• **Given request**: Quote the listing below in full and exactly as written, but omit every picture.

........

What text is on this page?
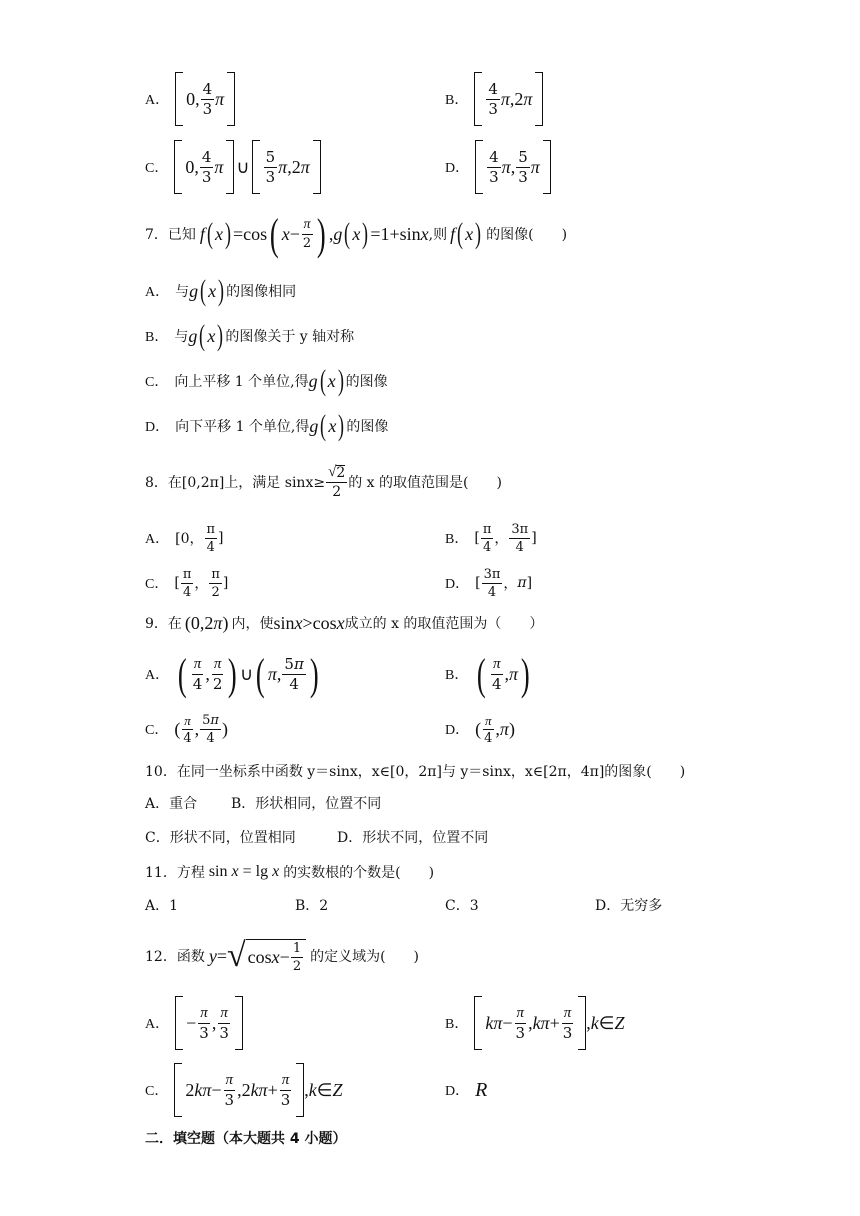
A． 0, $\frac{4}{3}$ π	B． $\frac{4}{3}$ π ,2 π
C． 0, $\frac{4}{3}$ π ∪ $\frac{5}{3}$ π ,2 π	D． $\frac{4}{3}$ π , $\frac{5}{3}$ π
7． 已知 f ( x ) =cos ( $x - \frac{\pi}{2}$ ) , g ( x ) =1+sin x ,则 f ( x ) 的图像(　　)
A． 与 g ( x ) 的图像相同
B． 与 g ( x ) 的图像关于 y 轴对称
C． 向上平移 1 个单位,得 g ( x ) 的图像
D． 向下平移 1 个单位,得 g ( x ) 的图像
8． 在[0,2π]上，满足 $\sin x\ge \frac{√ 2}{2}$ 的 x 的取值范围是(　　)
A． [0， $\frac{\pi}{4}$ ]	B． [ $\frac{\pi}{4}$ ， $\frac{3\pi}{4}$ ]
C． [ $\frac{\pi}{4}$ ， $\frac{\pi}{2}$ ]	D． [ $\frac{3\pi}{4}$ ， π ]
9． 在 (0,2 π ) 内，使 sin x >cos x 成立的 x 的取值范围为（　　）
A． ( $\frac{\pi}{4}$ , $\frac{\pi}{2}$ ) ∪ ( π , $\frac{5\pi}{4}$ )	B． ( $\frac{\pi}{4}$ , π )
C． ( $\frac{\pi}{4}$ , $\frac{5\pi}{4}$ )	D． ( $\frac{\pi}{4}$ , π )
10．在同一坐标系中函数 y＝sinx，x∈[0，2π]与 y＝sinx，x∈[2π，4π]的图象(　　)
A．重合 B．形状相同，位置不同
C．形状不同，位置相同	D．形状不同，位置不同
11． 方程 sin x = lg x 的实数根的个数是(　　)
A．1	B．2	C．3	D．无穷多
12． 函数 y = √ $\cos x - \frac{1}{2}$ 的定义域为(　　)
A． − $\frac{\pi}{3}$ , $\frac{\pi}{3}$	B． $k\pi - \frac{\pi}{3}$ , $k\pi + \frac{\pi}{3}$ , k ∈ Z
C． 2 $k\pi - \frac{\pi}{3} ,2$ $k\pi + \frac{\pi}{3}$ , k ∈ Z	D． R
二．填空题（本大题共 4 小题）
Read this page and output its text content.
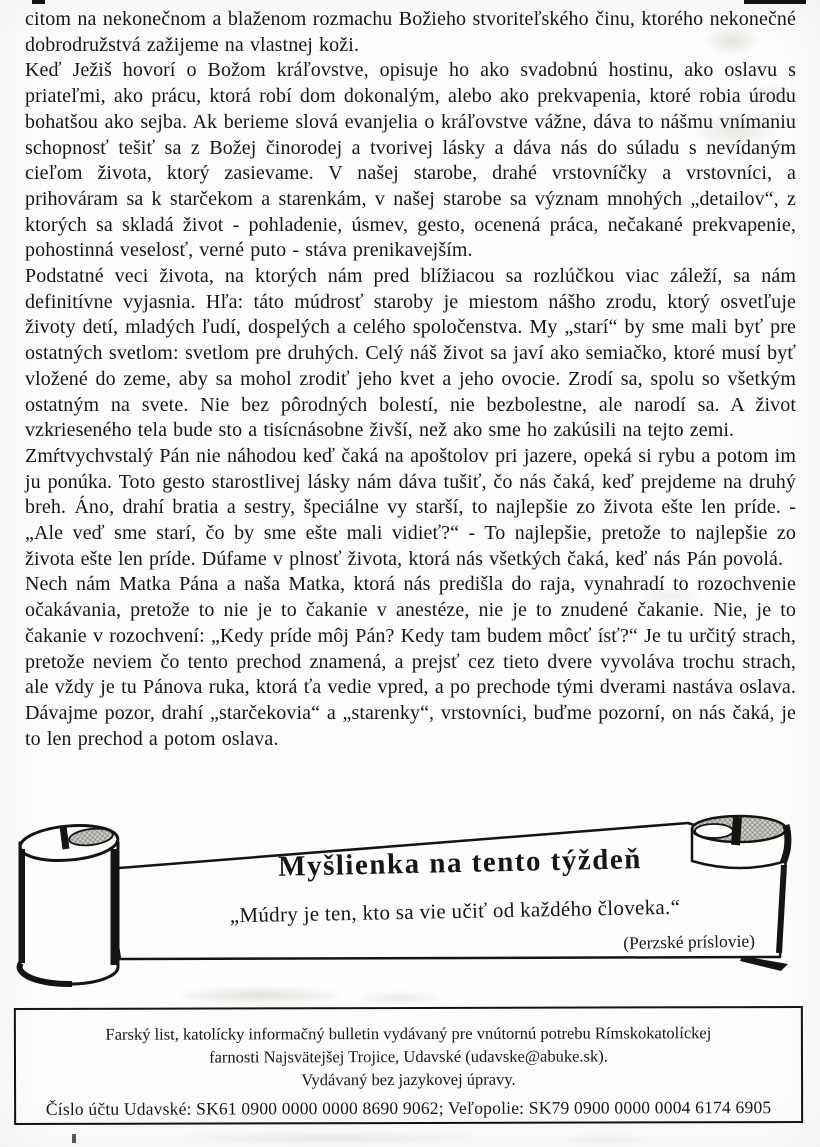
citom na nekonečnom a blaženom rozmachu Božieho stvoriteľského činu, ktorého nekonečné dobrodružstvá zažijeme na vlastnej koži.

Keď Ježiš hovorí o Božom kráľovstve, opisuje ho ako svadobnú hostinu, ako oslavu s priateľmi, ako prácu, ktorá robí dom dokonalým, alebo ako prekvapenia, ktoré robia úrodu bohatšou ako sejba. Ak berieme slová evanjelia o kráľovstve vážne, dáva to nášmu vnímaniu schopnosť tešiť sa z Božej činorodej a tvorivej lásky a dáva nás do súladu s nevídaným cieľom života, ktorý zasievame. V našej starobe, drahé vrstovníčky a vrstovníci, a prihováram sa k starčekom a starenkám, v našej starobe sa význam mnohých „detailov“, z ktorých sa skladá život - pohladenie, úsmev, gesto, ocenená práca, nečakané prekvapenie, pohostinná veselosť, verné puto - stáva prenikavejším.

Podstatné veci života, na ktorých nám pred blížiacou sa rozlúčkou viac záleží, sa nám definitívne vyjasnia. Hľa: táto múdrosť staroby je miestom nášho zrodu, ktorý osvetľuje životy detí, mladých ľudí, dospelých a celého spoločenstva. My „starí“ by sme mali byť pre ostatných svetlom: svetlom pre druhých. Celý náš život sa javí ako semiačko, ktoré musí byť vložené do zeme, aby sa mohol zrodiť jeho kvet a jeho ovocie. Zrodí sa, spolu so všetkým ostatným na svete. Nie bez pôrodných bolestí, nie bezbolestne, ale narodí sa. A život vzkrieseného tela bude sto a tisícnásobne živší, než ako sme ho zakúsili na tejto zemi.

Zmŕtvychvstalý Pán nie náhodou keď čaká na apoštolov pri jazere, opeká si rybu a potom im ju ponúka. Toto gesto starostlivej lásky nám dáva tušiť, čo nás čaká, keď prejdeme na druhý breh. Áno, drahí bratia a sestry, špeciálne vy starší, to najlepšie zo života ešte len príde. - „Ale veď sme starí, čo by sme ešte mali vidieť?“ - To najlepšie, pretože to najlepšie zo života ešte len príde. Dúfame v plnosť života, ktorá nás všetkých čaká, keď nás Pán povolá.

Nech nám Matka Pána a naša Matka, ktorá nás predišla do raja, vynahradí to rozochvenie očakávania, pretože to nie je to čakanie v anestéze, nie je to znudené čakanie. Nie, je to čakanie v rozochvení: „Kedy príde môj Pán? Kedy tam budem môcť ísť?“ Je tu určitý strach, pretože neviem čo tento prechod znamená, a prejsť cez tieto dvere vyvoláva trochu strach, ale vždy je tu Pánova ruka, ktorá ťa vedie vpred, a po prechode tými dverami nastáva oslava. Dávajme pozor, drahí „starčekovia“ a „starenky“, vrstovníci, buďme pozorní, on nás čaká, je to len prechod a potom oslava.

Myšlienka na tento týždeň
„Múdry je ten, kto sa vie učiť od každého človeka.“
(Perzské príslovie)

Farský list, katolícky informačný bulletin vydávaný pre vnútornú potrebu Rímskokatolíckej

farnosti Najsvätejšej Trojice, Udavské (udavske@abuke.sk).

Vydávaný bez jazykovej úpravy.

Číslo účtu Udavské: SK61 0900 0000 0000 8690 9062; Veľopolie: SK79 0900 0000 0004 6174 6905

........

• **Answer to the exercise**:
What text is on this page?
A． 0, $\frac{4}{3}$ π	B． $\frac{4}{3}$ π ,2 π
C． 0, $\frac{4}{3}$ π ∪ $\frac{5}{3}$ π ,2 π	D． $\frac{4}{3}$ π , $\frac{5}{3}$ π
7． 已知 f ( x ) =cos ( $x - \frac{\pi}{2}$ ) , g ( x ) =1+sin x ,则 f ( x ) 的图像(　　)
A． 与 g ( x ) 的图像相同
B． 与 g ( x ) 的图像关于 y 轴对称
C． 向上平移 1 个单位,得 g ( x ) 的图像
D． 向下平移 1 个单位,得 g ( x ) 的图像
8． 在[0,2π]上，满足 $\sin x\ge \frac{√ 2}{2}$ 的 x 的取值范围是(　　)
A． [0， $\frac{\pi}{4}$ ]	B． [ $\frac{\pi}{4}$ ， $\frac{3\pi}{4}$ ]
C． [ $\frac{\pi}{4}$ ， $\frac{\pi}{2}$ ]	D． [ $\frac{3\pi}{4}$ ， π ]
9． 在 (0,2 π ) 内，使 sin x >cos x 成立的 x 的取值范围为（　　）
A． ( $\frac{\pi}{4}$ , $\frac{\pi}{2}$ ) ∪ ( π , $\frac{5\pi}{4}$ )	B． ( $\frac{\pi}{4}$ , π )
C． ( $\frac{\pi}{4}$ , $\frac{5\pi}{4}$ )	D． ( $\frac{\pi}{4}$ , π )
10．在同一坐标系中函数 y＝sinx，x∈[0，2π]与 y＝sinx，x∈[2π，4π]的图象(　　)
A．重合 B．形状相同，位置不同
C．形状不同，位置相同	D．形状不同，位置不同
11． 方程 sin x = lg x 的实数根的个数是(　　)
A．1	B．2	C．3	D．无穷多
12． 函数 y = √ $\cos x - \frac{1}{2}$ 的定义域为(　　)
A． − $\frac{\pi}{3}$ , $\frac{\pi}{3}$	B． $k\pi - \frac{\pi}{3}$ , $k\pi + \frac{\pi}{3}$ , k ∈ Z
C． 2 $k\pi - \frac{\pi}{3} ,2$ $k\pi + \frac{\pi}{3}$ , k ∈ Z	D． R
二．填空题（本大题共 4 小题）
Read this page and output its text content.
citom na nekonečnom a blaženom rozmachu Božieho stvoriteľského činu, ktorého nekonečné dobrodružstvá zažijeme na vlastnej koži.

Keď Ježiš hovorí o Božom kráľovstve, opisuje ho ako svadobnú hostinu, ako oslavu s priateľmi, ako prácu, ktorá robí dom dokonalým, alebo ako prekvapenia, ktoré robia úrodu bohatšou ako sejba. Ak berieme slová evanjelia o kráľovstve vážne, dáva to nášmu vnímaniu schopnosť tešiť sa z Božej činorodej a tvorivej lásky a dáva nás do súladu s nevídaným cieľom života, ktorý zasievame. V našej starobe, drahé vrstovníčky a vrstovníci, a prihováram sa k starčekom a starenkám, v našej starobe sa význam mnohých „detailov“, z ktorých sa skladá život - pohladenie, úsmev, gesto, ocenená práca, nečakané prekvapenie, pohostinná veselosť, verné puto - stáva prenikavejším.

Podstatné veci života, na ktorých nám pred blížiacou sa rozlúčkou viac záleží, sa nám definitívne vyjasnia. Hľa: táto múdrosť staroby je miestom nášho zrodu, ktorý osvetľuje životy detí, mladých ľudí, dospelých a celého spoločenstva. My „starí“ by sme mali byť pre ostatných svetlom: svetlom pre druhých. Celý náš život sa javí ako semiačko, ktoré musí byť vložené do zeme, aby sa mohol zrodiť jeho kvet a jeho ovocie. Zrodí sa, spolu so všetkým ostatným na svete. Nie bez pôrodných bolestí, nie bezbolestne, ale narodí sa. A život vzkrieseného tela bude sto a tisícnásobne živší, než ako sme ho zakúsili na tejto zemi.

Zmŕtvychvstalý Pán nie náhodou keď čaká na apoštolov pri jazere, opeká si rybu a potom im ju ponúka. Toto gesto starostlivej lásky nám dáva tušiť, čo nás čaká, keď prejdeme na druhý breh. Áno, drahí bratia a sestry, špeciálne vy starší, to najlepšie zo života ešte len príde. - „Ale veď sme starí, čo by sme ešte mali vidieť?“ - To najlepšie, pretože to najlepšie zo života ešte len príde. Dúfame v plnosť života, ktorá nás všetkých čaká, keď nás Pán povolá.

Nech nám Matka Pána a naša Matka, ktorá nás predišla do raja, vynahradí to rozochvenie očakávania, pretože to nie je to čakanie v anestéze, nie je to znudené čakanie. Nie, je to čakanie v rozochvení: „Kedy príde môj Pán? Kedy tam budem môcť ísť?“ Je tu určitý strach, pretože neviem čo tento prechod znamená, a prejsť cez tieto dvere vyvoláva trochu strach, ale vždy je tu Pánova ruka, ktorá ťa vedie vpred, a po prechode tými dverami nastáva oslava. Dávajme pozor, drahí „starčekovia“ a „starenky“, vrstovníci, buďme pozorní, on nás čaká, je to len prechod a potom oslava.

Myšlienka na tento týždeň
„Múdry je ten, kto sa vie učiť od každého človeka.“
(Perzské príslovie)

Farský list, katolícky informačný bulletin vydávaný pre vnútornú potrebu Rímskokatolíckej

farnosti Najsvätejšej Trojice, Udavské (udavske@abuke.sk).

Vydávaný bez jazykovej úpravy.

Číslo účtu Udavské: SK61 0900 0000 0000 8690 9062; Veľopolie: SK79 0900 0000 0004 6174 6905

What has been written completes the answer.